Set problem: Copy out each line of the listing that has the word "image" in it.

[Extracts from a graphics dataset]
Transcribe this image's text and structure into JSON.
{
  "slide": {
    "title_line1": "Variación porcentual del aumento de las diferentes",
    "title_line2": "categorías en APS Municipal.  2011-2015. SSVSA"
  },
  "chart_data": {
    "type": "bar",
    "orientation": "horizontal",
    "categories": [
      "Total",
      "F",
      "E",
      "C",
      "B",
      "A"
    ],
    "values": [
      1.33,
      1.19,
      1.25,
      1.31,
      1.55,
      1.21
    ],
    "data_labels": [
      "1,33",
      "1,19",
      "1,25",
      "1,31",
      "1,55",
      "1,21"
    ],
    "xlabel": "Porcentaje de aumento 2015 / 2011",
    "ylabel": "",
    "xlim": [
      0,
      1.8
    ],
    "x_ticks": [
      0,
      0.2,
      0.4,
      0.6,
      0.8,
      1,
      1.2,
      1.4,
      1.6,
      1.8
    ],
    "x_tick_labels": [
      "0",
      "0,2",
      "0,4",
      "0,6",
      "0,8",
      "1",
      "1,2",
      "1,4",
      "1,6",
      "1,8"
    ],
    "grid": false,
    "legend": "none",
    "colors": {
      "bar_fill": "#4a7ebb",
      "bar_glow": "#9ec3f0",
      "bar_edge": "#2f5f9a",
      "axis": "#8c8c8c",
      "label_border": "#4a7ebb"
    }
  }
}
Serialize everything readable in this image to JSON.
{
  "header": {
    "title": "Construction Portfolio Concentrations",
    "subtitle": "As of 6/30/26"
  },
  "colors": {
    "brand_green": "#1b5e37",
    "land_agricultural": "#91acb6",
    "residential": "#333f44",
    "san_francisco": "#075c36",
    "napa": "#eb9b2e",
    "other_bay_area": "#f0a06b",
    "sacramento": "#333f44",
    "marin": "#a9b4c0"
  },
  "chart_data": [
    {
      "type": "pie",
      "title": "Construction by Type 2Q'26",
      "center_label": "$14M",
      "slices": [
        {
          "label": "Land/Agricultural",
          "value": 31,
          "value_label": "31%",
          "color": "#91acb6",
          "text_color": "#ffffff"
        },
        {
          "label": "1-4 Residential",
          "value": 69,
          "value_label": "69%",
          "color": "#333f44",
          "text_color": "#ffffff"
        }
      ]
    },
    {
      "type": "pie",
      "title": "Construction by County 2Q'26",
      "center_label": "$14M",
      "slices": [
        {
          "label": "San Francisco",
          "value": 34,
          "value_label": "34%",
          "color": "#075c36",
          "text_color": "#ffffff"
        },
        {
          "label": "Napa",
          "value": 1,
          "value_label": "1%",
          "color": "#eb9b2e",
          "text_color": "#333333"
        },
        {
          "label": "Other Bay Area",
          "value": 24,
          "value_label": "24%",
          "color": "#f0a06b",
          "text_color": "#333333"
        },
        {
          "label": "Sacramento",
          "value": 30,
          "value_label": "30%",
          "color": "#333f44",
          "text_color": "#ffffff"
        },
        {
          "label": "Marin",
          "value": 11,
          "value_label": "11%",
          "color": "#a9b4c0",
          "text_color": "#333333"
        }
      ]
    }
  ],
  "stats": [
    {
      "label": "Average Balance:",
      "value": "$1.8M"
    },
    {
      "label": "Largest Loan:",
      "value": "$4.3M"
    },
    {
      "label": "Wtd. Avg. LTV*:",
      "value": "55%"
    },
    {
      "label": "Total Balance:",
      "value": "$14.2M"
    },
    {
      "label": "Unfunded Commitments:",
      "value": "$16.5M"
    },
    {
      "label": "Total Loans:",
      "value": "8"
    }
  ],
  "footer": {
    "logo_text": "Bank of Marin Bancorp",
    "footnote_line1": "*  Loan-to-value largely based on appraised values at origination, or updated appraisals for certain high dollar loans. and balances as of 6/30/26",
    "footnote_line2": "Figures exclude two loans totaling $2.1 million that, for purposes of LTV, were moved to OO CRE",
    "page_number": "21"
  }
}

Worked solution:
Transcribe this image's text and structure into JSON.
Serialize everything readable in this image to JSON.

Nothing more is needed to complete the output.